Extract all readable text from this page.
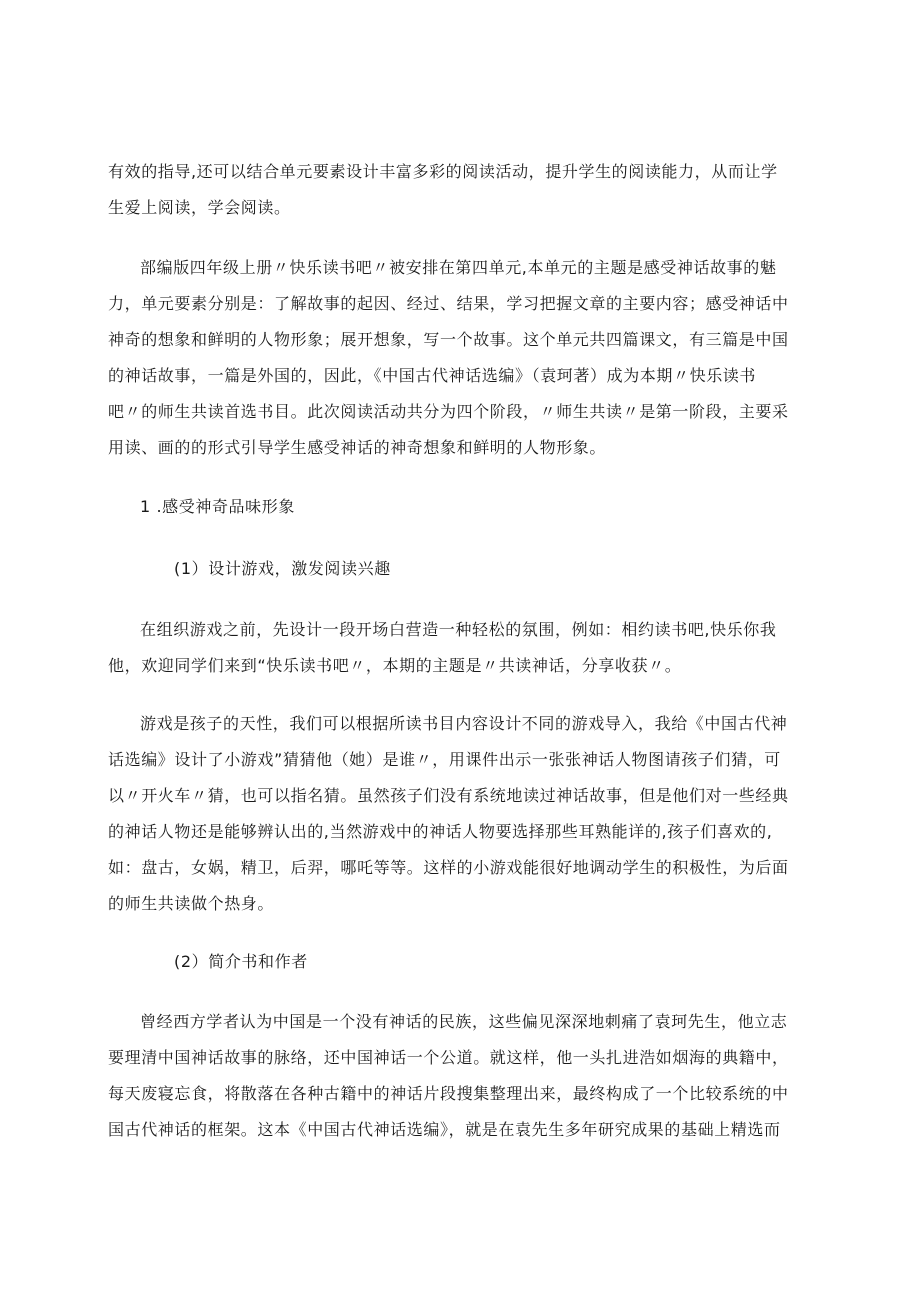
有效的指导,还可以结合单元要素设计丰富多彩的阅读活动，提升学生的阅读能力，从而让学
生爱上阅读，学会阅读。
部编版四年级上册〃快乐读书吧〃被安排在第四单元,本单元的主题是感受神话故事的魅
力，单元要素分别是：了解故事的起因、经过、结果，学习把握文章的主要内容；感受神话中
神奇的想象和鲜明的人物形象；展开想象，写一个故事。这个单元共四篇课文，有三篇是中国
的神话故事，一篇是外国的，因此，《中国古代神话选编》（袁珂著）成为本期〃快乐读书
吧〃的师生共读首选书目。此次阅读活动共分为四个阶段，〃师生共读〃是第一阶段，主要采
用读、画的的形式引导学生感受神话的神奇想象和鲜明的人物形象。
1 .感受神奇品味形象
(1）设计游戏，激发阅读兴趣
在组织游戏之前，先设计一段开场白营造一种轻松的氛围，例如：相约读书吧,快乐你我
他，欢迎同学们来到“快乐读书吧〃，本期的主题是〃共读神话，分享收获〃。
游戏是孩子的天性，我们可以根据所读书目内容设计不同的游戏导入，我给《中国古代神
话选编》设计了小游戏”猜猜他（她）是谁〃，用课件出示一张张神话人物图请孩子们猜，可
以〃开火车〃猜，也可以指名猜。虽然孩子们没有系统地读过神话故事，但是他们对一些经典
的神话人物还是能够辨认出的,当然游戏中的神话人物要选择那些耳熟能详的,孩子们喜欢的,
如：盘古，女娲，精卫，后羿，哪吒等等。这样的小游戏能很好地调动学生的积极性，为后面
的师生共读做个热身。
(2）简介书和作者
曾经西方学者认为中国是一个没有神话的民族，这些偏见深深地刺痛了袁珂先生，他立志
要理清中国神话故事的脉络，还中国神话一个公道。就这样，他一头扎进浩如烟海的典籍中，
每天废寝忘食，将散落在各种古籍中的神话片段搜集整理出来，最终构成了一个比较系统的中
国古代神话的框架。这本《中国古代神话选编》，就是在袁先生多年研究成果的基础上精选而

———

• [WHAT THIS TASK INVOLVES] Reproduce the records above exactly, leaving out every picture they contain.

• [EXPECTED OUTPUT]
Extract all readable text from this page.
有效的指导,还可以结合单元要素设计丰富多彩的阅读活动，提升学生的阅读能力，从而让学
生爱上阅读，学会阅读。
部编版四年级上册〃快乐读书吧〃被安排在第四单元,本单元的主题是感受神话故事的魅
力，单元要素分别是：了解故事的起因、经过、结果，学习把握文章的主要内容；感受神话中
神奇的想象和鲜明的人物形象；展开想象，写一个故事。这个单元共四篇课文，有三篇是中国
的神话故事，一篇是外国的，因此，《中国古代神话选编》（袁珂著）成为本期〃快乐读书
吧〃的师生共读首选书目。此次阅读活动共分为四个阶段，〃师生共读〃是第一阶段，主要采
用读、画的的形式引导学生感受神话的神奇想象和鲜明的人物形象。
1 .感受神奇品味形象
(1）设计游戏，激发阅读兴趣
在组织游戏之前，先设计一段开场白营造一种轻松的氛围，例如：相约读书吧,快乐你我
他，欢迎同学们来到“快乐读书吧〃，本期的主题是〃共读神话，分享收获〃。
游戏是孩子的天性，我们可以根据所读书目内容设计不同的游戏导入，我给《中国古代神
话选编》设计了小游戏”猜猜他（她）是谁〃，用课件出示一张张神话人物图请孩子们猜，可
以〃开火车〃猜，也可以指名猜。虽然孩子们没有系统地读过神话故事，但是他们对一些经典
的神话人物还是能够辨认出的,当然游戏中的神话人物要选择那些耳熟能详的,孩子们喜欢的,
如：盘古，女娲，精卫，后羿，哪吒等等。这样的小游戏能很好地调动学生的积极性，为后面
的师生共读做个热身。
(2）简介书和作者
曾经西方学者认为中国是一个没有神话的民族，这些偏见深深地刺痛了袁珂先生，他立志
要理清中国神话故事的脉络，还中国神话一个公道。就这样，他一头扎进浩如烟海的典籍中，
每天废寝忘食，将散落在各种古籍中的神话片段搜集整理出来，最终构成了一个比较系统的中
国古代神话的框架。这本《中国古代神话选编》，就是在袁先生多年研究成果的基础上精选而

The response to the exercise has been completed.